_Instruction_
List all lines in the material below that contain "格林童话".

_Supplied data_
++++++++

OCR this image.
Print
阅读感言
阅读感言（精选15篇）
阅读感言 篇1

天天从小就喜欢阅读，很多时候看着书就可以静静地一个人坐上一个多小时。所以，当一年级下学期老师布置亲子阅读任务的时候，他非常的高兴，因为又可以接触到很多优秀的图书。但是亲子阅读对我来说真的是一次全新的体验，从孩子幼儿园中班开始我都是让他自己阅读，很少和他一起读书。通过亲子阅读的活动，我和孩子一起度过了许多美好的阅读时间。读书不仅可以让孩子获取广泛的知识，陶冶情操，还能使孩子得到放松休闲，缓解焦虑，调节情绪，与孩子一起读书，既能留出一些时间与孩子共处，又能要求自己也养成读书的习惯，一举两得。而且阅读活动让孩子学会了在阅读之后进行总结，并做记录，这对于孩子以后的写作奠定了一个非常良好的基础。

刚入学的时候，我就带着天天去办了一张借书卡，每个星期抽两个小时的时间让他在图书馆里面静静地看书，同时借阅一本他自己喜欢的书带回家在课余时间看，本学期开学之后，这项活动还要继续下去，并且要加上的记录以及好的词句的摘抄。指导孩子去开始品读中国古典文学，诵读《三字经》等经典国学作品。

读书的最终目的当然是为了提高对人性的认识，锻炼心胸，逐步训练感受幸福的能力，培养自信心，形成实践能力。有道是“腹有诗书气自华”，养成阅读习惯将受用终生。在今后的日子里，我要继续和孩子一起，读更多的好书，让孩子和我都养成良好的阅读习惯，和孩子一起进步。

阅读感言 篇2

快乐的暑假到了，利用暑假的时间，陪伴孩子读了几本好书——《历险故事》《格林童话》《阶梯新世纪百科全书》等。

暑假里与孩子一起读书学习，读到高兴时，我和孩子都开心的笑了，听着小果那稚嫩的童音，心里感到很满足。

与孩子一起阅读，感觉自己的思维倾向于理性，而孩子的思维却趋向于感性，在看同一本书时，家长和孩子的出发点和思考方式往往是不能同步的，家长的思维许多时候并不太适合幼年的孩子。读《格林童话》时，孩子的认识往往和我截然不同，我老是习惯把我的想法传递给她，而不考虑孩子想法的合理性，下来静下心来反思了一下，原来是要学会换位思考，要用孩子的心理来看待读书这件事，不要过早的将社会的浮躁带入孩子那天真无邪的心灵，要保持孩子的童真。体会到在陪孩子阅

++++++++

_Response to this task_
快乐的暑假到了，利用暑假的时间，陪伴孩子读了几本好书——《历险故事》《格林童话》《阶梯新世纪百科全书》等。
与孩子一起阅读，感觉自己的思维倾向于理性，而孩子的思维却趋向于感性，在看同一本书时，家长和孩子的出发点和思考方式往往是不能同步的，家长的思维许多时候并不太适合幼年的孩子。读《格林童话》时，孩子的认识往往和我截然不同，我老是习惯把我的想法传递给她，而不考虑孩子想法的合理性，下来静下心来反思了一下，原来是要学会换位思考，要用孩子的心理来看待读书这件事，不要过早的将社会的浮躁带入孩子那天真无邪的心灵，要保持孩子的童真。体会到在陪孩子阅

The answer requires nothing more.